═════ TEXTO ═════

A SOS Animal defende sem adiantar números que Beja, Évora, Elvas, Borba, Reguengos de Monsaraz, no Alentejo, mas também Caldas da Rainha e Albufeira, lidam com um número crescente de cães da raça Galgo abandonados, "subnutridos e altamente traumatizados" e aponta o dedo às corridas com aqueles cães velozes, que antes, durante e depois da sua "utilidade" são alvo de práticas cruéis. A associação denuncia que aqueles animais correm dopados, com coleiras de choque, sofrem maus tratos durante e após as corridas, são abandonados, encarcerados e forçados a dar sangue o resto da vida (trata-se da única raça a ser capaz de doar sangue a todas as outras, daí o seu elevado valor na indústria veterinária), ou mesmo abatidos quando já "não servem". A SOS animal explica que os cães começam a treinar entre os 2 e 3 meses e são dispensados com "apenas dois anos de idade.

═════

▶ [TAREFAS]:
[1] Reescreva o trecho do texto sobre os galgos abandonados que vai de "A SOS Animal defende sem" até "anos de idade.", substituindo "coleiras de choque" por "coleiras elétricas".
[2] Continue, por favor, o texto sobre os galgos abandonados, começando logo após a última frase apresentada.

═════ EXTRATO DE DADOS ═════

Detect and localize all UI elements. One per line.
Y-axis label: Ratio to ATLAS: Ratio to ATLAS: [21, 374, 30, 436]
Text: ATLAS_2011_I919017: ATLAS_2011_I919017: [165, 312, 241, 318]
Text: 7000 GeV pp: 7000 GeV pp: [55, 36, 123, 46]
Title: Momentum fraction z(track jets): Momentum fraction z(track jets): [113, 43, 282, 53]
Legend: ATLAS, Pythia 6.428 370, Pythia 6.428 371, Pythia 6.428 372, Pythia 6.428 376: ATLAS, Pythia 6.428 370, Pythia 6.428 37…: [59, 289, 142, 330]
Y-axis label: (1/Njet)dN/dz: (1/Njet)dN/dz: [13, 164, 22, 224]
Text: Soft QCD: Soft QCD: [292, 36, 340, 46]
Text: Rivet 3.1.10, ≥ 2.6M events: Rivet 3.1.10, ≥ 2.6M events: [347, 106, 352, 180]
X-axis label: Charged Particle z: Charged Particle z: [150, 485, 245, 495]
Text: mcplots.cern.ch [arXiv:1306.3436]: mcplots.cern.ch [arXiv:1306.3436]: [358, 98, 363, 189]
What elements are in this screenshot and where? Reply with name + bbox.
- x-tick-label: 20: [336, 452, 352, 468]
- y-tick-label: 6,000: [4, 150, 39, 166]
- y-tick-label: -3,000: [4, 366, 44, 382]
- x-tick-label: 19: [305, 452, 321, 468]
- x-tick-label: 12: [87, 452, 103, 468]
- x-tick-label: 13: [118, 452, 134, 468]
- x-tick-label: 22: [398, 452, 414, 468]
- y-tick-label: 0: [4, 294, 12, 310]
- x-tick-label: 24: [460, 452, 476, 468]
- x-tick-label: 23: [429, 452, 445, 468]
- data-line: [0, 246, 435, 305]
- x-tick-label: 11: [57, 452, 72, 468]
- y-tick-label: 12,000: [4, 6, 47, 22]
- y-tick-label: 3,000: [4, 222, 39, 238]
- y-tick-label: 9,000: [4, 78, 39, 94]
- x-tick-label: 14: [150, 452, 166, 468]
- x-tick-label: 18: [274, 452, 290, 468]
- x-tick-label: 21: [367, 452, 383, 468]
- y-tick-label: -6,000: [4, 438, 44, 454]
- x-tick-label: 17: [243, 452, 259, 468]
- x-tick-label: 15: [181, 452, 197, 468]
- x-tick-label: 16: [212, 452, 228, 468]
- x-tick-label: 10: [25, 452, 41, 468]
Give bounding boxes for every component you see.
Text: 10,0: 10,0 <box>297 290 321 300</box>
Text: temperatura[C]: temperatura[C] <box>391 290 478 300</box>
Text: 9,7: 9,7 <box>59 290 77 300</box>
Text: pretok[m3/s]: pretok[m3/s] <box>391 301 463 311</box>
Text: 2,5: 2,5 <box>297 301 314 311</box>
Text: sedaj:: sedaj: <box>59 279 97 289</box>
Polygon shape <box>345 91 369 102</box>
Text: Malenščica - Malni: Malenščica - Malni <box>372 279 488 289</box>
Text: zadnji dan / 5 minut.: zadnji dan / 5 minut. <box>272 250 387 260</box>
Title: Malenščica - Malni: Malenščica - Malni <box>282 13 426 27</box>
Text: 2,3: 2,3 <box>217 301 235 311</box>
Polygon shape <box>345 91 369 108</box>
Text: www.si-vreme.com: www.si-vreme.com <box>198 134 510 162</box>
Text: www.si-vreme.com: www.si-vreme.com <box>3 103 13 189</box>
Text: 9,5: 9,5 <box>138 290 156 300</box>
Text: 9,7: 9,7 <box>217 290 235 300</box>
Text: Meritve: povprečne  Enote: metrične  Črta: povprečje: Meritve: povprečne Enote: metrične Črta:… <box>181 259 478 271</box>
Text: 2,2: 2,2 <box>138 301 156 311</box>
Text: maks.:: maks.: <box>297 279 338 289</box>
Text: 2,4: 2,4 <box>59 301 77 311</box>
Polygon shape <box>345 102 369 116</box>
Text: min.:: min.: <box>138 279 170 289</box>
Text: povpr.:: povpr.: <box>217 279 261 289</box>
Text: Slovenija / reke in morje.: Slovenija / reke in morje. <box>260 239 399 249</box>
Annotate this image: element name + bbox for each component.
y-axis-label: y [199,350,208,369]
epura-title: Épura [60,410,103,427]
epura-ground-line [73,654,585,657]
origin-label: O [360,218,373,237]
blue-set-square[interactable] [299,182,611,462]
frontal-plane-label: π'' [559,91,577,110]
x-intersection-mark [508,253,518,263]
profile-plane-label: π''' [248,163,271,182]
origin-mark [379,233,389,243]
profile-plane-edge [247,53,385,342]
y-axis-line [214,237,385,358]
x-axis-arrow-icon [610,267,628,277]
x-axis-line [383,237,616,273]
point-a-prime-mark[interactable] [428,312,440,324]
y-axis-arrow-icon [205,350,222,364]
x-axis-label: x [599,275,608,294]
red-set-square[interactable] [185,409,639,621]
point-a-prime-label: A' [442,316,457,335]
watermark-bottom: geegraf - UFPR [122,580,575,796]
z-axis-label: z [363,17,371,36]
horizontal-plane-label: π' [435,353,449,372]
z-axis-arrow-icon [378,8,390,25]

═════

▶ [RESPOSTAS]:
[1]
A SOS Animal defende sem adiantar números que Beja, Évora, Elvas, Borba, Reguengos de Monsaraz, no Alentejo, mas também Caldas da Rainha e Albufeira, lidam com um número crescente de cães da raça Galgo abandonados, "subnutridos e altamente traumatizados" e aponta o dedo às corridas com aqueles cães velozes, que antes, durante e depois da sua "utilidade" são alvo de práticas cruéis. A associação denuncia que aqueles animais correm dopados, com coleiras elétricas, sofrem maus tratos durante e após as corridas, são abandonados, encarcerados e forçados a dar sangue o resto da vida (trata-se da única raça a ser capaz de doar sangue a todas as outras, daí o seu elevado valor na indústria veterinária), ou mesmo abatidos quando já "não servem". A SOS animal explica que os cães começam a treinar entre os 2 e 3 meses e são dispensados com "apenas dois anos de idade.

[2]
A denúncia decorre da "indignação" com que receberam o chumbo do Parlamento aos projetos de lei apresentados pelo Bloco de Esquerda e pelo PAN e que visava a probição das corridas de galgos. A irritação da SOS Animal vai mais longe, atirando aos deputados que  "descredibilizaram e ironizaram sobre esta prática cruel, real e mensurável em Portugal, e inaceitável numa sociedade cívica evoluída".

"Assistimos, incrédulos, ao não aprofundamento do conhecimento técnico e científico sobre a matéria em discussão pela maioria dos grupos parlamentares, numa abordagem assente em mitos e opiniões pessoal", lê-se no comunicado emitido pela associação, que lançou uma petição pública a exigir o fim das corridas de galgos e que já tem mais de 8300 assinaturas.